**WHAT IS BEING ASKED:**
Wherever "CfgData" appears in a line, copy that line.

**ENTRIES:**
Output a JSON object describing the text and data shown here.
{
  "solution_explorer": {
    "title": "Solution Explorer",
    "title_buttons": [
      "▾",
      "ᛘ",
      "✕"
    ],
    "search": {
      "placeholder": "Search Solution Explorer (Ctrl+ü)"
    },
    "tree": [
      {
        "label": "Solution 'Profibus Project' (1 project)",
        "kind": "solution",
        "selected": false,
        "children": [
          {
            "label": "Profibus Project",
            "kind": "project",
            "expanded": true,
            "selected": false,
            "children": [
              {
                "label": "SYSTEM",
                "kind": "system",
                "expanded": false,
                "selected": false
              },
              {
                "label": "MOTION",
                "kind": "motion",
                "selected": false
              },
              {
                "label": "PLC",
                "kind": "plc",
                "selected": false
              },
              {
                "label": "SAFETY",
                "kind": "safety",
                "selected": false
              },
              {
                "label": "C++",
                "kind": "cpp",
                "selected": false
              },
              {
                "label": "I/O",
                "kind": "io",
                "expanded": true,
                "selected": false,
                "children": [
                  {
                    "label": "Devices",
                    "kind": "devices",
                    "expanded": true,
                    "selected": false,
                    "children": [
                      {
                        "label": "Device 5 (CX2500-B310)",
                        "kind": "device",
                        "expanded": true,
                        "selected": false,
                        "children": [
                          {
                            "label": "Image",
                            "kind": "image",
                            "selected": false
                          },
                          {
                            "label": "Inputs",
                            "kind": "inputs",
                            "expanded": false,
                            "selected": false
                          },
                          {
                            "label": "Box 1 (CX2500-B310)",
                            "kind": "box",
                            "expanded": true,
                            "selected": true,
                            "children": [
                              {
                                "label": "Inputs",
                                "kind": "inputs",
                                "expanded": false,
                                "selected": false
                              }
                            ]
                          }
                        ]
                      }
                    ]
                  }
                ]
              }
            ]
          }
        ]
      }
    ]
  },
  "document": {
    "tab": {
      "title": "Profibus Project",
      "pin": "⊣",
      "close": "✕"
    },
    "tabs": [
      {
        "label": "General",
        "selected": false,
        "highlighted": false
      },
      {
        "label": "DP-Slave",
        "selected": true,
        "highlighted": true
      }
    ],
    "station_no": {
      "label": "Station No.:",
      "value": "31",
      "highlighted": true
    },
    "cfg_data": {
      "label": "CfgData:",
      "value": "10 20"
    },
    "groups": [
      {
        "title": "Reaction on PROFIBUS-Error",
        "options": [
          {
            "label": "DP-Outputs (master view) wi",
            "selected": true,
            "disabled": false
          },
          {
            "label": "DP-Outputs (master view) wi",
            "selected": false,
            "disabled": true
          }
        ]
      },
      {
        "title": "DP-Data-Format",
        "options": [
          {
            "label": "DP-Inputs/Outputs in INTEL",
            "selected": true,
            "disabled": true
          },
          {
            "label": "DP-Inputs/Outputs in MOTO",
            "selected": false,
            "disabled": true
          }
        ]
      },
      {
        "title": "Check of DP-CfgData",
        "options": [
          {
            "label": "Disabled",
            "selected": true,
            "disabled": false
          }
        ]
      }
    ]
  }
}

**CORRECT OUTPUT:**
      "label": "CfgData:",
        "title": "Check of DP-CfgData",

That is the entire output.